Records for processing:
^^^^^^^^
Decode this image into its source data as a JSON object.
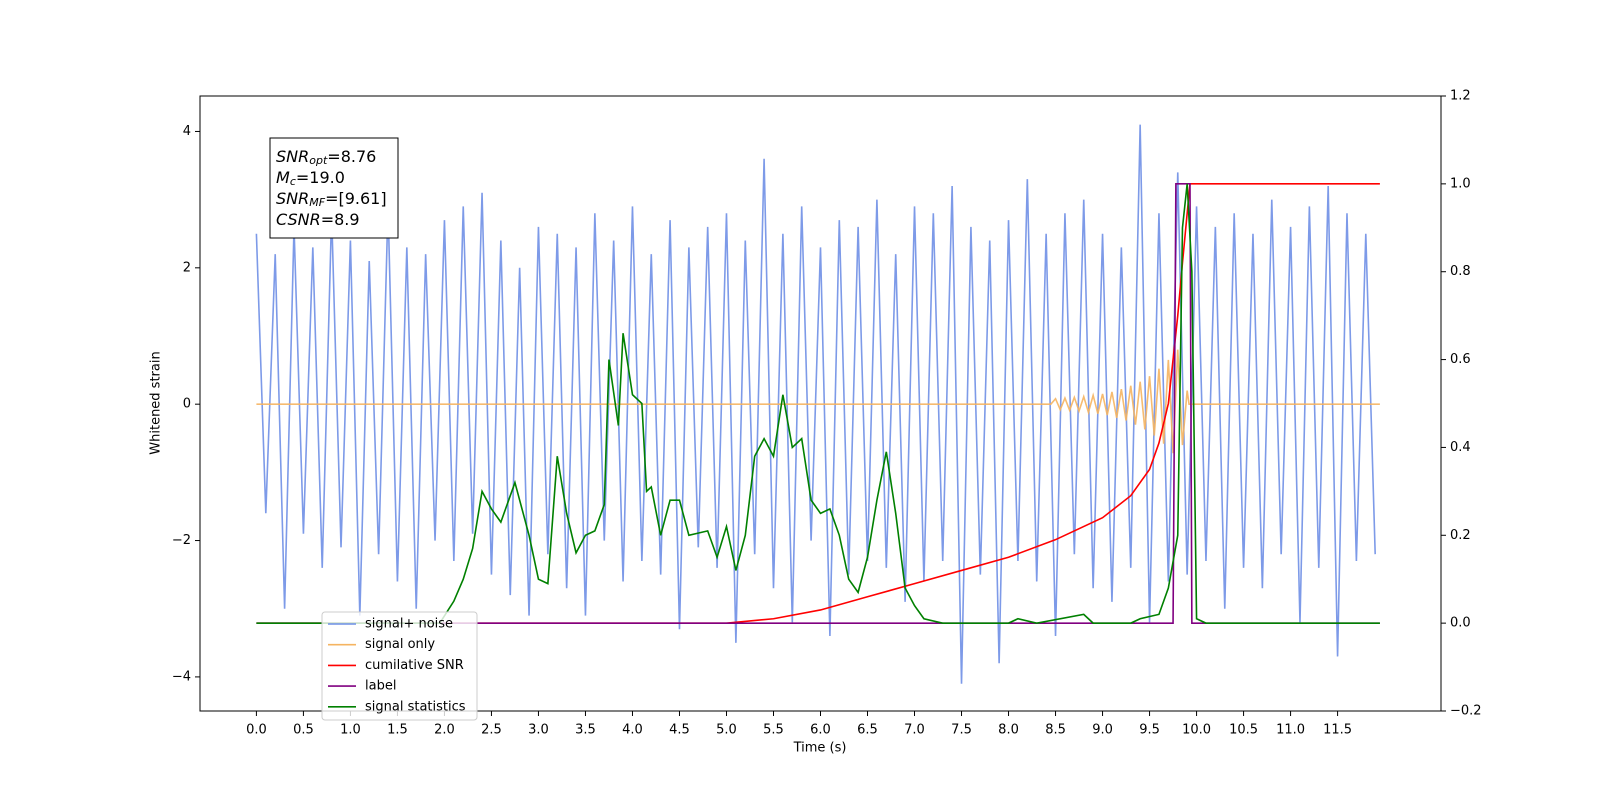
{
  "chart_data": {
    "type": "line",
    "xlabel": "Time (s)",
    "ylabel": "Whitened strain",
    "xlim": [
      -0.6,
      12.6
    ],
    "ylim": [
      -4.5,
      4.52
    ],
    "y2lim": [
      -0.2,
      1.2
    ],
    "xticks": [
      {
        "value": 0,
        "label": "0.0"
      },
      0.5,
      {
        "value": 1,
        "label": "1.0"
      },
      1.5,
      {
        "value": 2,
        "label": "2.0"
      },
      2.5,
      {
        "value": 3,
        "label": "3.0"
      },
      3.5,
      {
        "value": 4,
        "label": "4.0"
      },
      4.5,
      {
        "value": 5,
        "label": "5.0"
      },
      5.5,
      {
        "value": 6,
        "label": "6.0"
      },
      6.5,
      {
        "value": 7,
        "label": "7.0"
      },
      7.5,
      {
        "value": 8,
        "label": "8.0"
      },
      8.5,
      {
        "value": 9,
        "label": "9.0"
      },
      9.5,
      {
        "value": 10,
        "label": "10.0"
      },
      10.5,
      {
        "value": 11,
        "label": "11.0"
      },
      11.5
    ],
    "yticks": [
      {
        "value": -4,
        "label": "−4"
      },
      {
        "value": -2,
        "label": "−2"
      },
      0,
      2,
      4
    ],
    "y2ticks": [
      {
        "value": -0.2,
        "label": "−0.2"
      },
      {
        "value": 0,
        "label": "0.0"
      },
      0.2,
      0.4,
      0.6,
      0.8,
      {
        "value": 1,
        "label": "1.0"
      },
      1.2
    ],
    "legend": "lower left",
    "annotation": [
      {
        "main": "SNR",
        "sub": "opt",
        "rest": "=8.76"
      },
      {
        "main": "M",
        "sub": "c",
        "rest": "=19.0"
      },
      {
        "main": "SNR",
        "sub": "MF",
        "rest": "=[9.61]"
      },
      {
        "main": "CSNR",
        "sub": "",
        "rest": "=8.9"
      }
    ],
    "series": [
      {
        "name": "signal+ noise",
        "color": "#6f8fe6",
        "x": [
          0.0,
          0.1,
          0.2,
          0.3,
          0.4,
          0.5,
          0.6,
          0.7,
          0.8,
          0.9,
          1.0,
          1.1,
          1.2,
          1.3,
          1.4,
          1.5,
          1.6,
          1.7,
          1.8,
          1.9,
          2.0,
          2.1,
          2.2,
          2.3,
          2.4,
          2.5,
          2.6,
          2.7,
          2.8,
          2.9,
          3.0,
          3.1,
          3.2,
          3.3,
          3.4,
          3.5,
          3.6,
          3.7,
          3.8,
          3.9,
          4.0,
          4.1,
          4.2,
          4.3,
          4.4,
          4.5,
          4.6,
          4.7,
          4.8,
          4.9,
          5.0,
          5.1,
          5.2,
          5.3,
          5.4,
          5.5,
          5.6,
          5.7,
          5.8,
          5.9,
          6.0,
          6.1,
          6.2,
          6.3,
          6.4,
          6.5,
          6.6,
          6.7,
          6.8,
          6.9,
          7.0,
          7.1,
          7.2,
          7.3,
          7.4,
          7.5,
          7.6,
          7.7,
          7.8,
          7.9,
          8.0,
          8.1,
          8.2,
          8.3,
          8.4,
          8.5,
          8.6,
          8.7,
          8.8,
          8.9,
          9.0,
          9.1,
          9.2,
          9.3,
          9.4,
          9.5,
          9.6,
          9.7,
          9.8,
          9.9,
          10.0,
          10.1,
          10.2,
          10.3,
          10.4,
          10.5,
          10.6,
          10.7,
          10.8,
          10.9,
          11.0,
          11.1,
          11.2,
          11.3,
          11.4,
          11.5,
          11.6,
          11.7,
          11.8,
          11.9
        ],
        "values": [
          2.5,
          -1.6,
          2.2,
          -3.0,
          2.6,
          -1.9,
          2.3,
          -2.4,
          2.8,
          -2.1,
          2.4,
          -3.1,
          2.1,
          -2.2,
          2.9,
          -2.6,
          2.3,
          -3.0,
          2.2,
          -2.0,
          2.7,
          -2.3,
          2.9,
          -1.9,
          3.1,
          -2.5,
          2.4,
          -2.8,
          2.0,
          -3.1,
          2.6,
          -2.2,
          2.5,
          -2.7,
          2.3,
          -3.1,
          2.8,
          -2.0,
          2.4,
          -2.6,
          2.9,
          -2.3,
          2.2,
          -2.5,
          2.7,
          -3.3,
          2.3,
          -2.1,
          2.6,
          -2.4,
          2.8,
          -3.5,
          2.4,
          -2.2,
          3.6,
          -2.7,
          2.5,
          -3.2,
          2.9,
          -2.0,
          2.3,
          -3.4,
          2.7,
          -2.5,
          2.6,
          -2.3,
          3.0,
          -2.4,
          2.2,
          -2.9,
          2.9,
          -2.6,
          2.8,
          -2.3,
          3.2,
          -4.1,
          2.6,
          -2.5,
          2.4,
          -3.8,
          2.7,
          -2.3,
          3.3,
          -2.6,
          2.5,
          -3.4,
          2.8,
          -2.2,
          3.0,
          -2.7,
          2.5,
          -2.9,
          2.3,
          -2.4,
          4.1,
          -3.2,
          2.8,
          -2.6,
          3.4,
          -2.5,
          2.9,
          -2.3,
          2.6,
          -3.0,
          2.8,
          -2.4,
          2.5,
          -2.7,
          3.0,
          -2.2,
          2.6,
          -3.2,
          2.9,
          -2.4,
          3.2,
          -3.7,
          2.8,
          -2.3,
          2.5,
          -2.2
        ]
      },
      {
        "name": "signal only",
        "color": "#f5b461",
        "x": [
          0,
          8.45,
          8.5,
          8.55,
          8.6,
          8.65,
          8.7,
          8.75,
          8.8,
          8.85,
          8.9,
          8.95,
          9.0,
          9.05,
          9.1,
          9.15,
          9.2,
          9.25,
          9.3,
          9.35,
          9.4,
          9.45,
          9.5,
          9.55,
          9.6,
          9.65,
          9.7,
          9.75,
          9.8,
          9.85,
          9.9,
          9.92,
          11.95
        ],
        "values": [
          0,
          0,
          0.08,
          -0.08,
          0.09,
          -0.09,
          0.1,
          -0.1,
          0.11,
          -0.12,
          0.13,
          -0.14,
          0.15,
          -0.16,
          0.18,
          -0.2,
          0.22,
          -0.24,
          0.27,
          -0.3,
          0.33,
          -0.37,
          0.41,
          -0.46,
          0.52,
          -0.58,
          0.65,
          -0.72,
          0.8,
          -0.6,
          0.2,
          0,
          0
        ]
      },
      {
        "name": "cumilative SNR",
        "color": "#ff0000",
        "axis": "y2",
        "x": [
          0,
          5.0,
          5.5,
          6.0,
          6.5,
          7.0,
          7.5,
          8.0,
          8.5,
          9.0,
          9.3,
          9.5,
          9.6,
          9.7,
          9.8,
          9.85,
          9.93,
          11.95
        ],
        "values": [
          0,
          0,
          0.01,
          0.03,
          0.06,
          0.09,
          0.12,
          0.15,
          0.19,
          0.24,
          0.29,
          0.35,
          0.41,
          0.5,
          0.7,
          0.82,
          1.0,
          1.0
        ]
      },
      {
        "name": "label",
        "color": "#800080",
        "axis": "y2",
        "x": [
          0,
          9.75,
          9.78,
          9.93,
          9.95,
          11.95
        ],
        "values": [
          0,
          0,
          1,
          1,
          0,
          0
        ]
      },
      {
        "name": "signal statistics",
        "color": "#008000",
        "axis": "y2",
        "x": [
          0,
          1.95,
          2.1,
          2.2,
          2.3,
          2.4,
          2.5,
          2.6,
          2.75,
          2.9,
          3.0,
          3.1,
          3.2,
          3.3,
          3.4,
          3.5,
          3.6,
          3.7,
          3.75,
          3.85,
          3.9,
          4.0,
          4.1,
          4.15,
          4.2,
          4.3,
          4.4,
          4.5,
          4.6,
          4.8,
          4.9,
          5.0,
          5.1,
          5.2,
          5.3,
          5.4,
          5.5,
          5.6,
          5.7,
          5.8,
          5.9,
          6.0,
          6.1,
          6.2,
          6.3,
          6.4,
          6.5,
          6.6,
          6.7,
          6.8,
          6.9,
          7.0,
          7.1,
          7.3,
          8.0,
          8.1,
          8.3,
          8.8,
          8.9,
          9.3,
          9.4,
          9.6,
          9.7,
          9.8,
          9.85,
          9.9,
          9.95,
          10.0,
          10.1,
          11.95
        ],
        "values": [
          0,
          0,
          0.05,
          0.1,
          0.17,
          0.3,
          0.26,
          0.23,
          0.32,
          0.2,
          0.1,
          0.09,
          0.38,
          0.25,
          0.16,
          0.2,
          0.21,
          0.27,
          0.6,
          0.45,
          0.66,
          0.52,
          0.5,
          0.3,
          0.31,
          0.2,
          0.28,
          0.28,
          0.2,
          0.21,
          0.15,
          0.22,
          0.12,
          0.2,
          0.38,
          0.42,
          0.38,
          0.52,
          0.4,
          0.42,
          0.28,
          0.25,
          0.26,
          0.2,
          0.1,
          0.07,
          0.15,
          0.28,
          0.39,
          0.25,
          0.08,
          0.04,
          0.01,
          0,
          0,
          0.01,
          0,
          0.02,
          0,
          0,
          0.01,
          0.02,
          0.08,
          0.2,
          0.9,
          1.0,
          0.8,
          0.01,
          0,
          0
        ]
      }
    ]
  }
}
^^^^^^^^
Given request: Work out how many lines in the records above contain the word "signal", and reply with that number alone.

The answer: 3